Goal = Copy all the entries below exactly, but not the pictures.

Saved entries:
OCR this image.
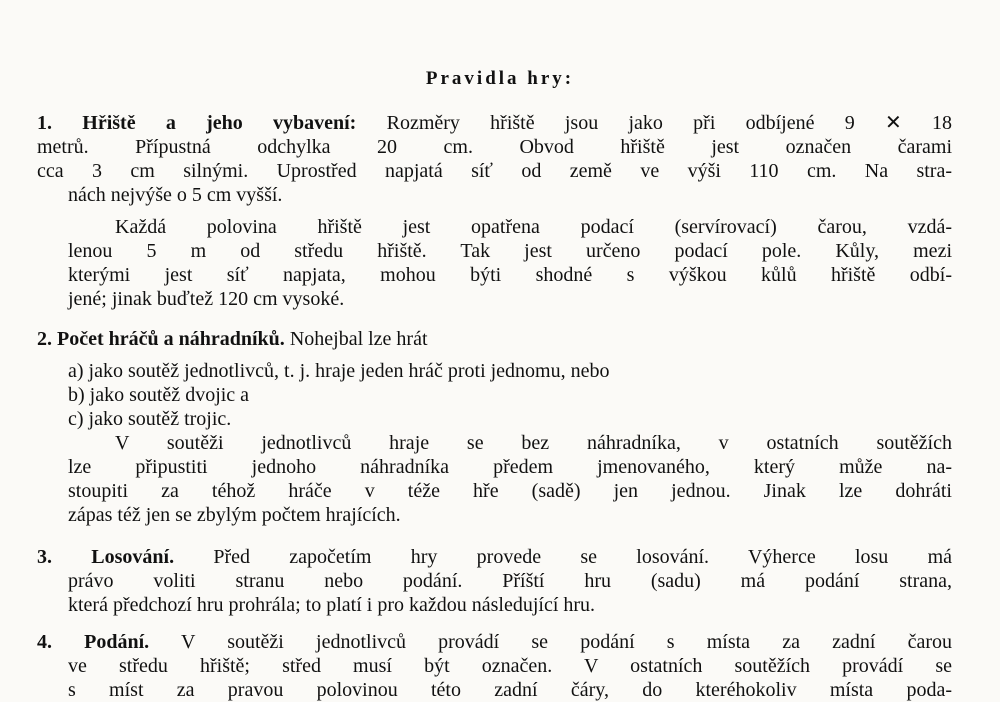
Pravidla hry:
1. Hřiště a jeho vybavení: Rozměry hřiště jsou jako při odbíjené 9 ✕ 18
metrů. Přípustná odchylka 20 cm. Obvod hřiště jest označen čarami
cca 3 cm silnými. Uprostřed napjatá síť od země ve výši 110 cm. Na stra-
nách nejvýše o 5 cm vyšší.
Každá polovina hřiště jest opatřena podací (servírovací) čarou, vzdá-
lenou 5 m od středu hřiště. Tak jest určeno podací pole. Kůly, mezi
kterými jest síť napjata, mohou býti shodné s výškou kůlů hřiště odbí-
jené; jinak buďtež 120 cm vysoké.
2. Počet hráčů a náhradníků. Nohejbal lze hrát
a) jako soutěž jednotlivců, t. j. hraje jeden hráč proti jednomu, nebo
b) jako soutěž dvojic a
c) jako soutěž trojic.
V soutěži jednotlivců hraje se bez náhradníka, v ostatních soutěžích
lze připustiti jednoho náhradníka předem jmenovaného, který může na-
stoupiti za téhož hráče v téže hře (sadě) jen jednou. Jinak lze dohráti
zápas též jen se zbylým počtem hrajících.
3. Losování. Před započetím hry provede se losování. Výherce losu má
právo voliti stranu nebo podání. Příští hru (sadu) má podání strana,
která předchozí hru prohrála; to platí i pro každou následující hru.
4. Podání. V soutěži jednotlivců provádí se podání s místa za zadní čarou
ve středu hřiště; střed musí být označen. V ostatních soutěžích provádí se
s míst za pravou polovinou této zadní čáry, do kteréhokoliv místa poda-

Result for this task =
OCR this image.
Pravidla hry:
1. Hřiště a jeho vybavení: Rozměry hřiště jsou jako při odbíjené 9 ✕ 18
metrů. Přípustná odchylka 20 cm. Obvod hřiště jest označen čarami
cca 3 cm silnými. Uprostřed napjatá síť od země ve výši 110 cm. Na stra-
nách nejvýše o 5 cm vyšší.
Každá polovina hřiště jest opatřena podací (servírovací) čarou, vzdá-
lenou 5 m od středu hřiště. Tak jest určeno podací pole. Kůly, mezi
kterými jest síť napjata, mohou býti shodné s výškou kůlů hřiště odbí-
jené; jinak buďtež 120 cm vysoké.
2. Počet hráčů a náhradníků. Nohejbal lze hrát
a) jako soutěž jednotlivců, t. j. hraje jeden hráč proti jednomu, nebo
b) jako soutěž dvojic a
c) jako soutěž trojic.
V soutěži jednotlivců hraje se bez náhradníka, v ostatních soutěžích
lze připustiti jednoho náhradníka předem jmenovaného, který může na-
stoupiti za téhož hráče v téže hře (sadě) jen jednou. Jinak lze dohráti
zápas též jen se zbylým počtem hrajících.
3. Losování. Před započetím hry provede se losování. Výherce losu má
právo voliti stranu nebo podání. Příští hru (sadu) má podání strana,
která předchozí hru prohrála; to platí i pro každou následující hru.
4. Podání. V soutěži jednotlivců provádí se podání s místa za zadní čarou
ve středu hřiště; střed musí být označen. V ostatních soutěžích provádí se
s míst za pravou polovinou této zadní čáry, do kteréhokoliv místa poda-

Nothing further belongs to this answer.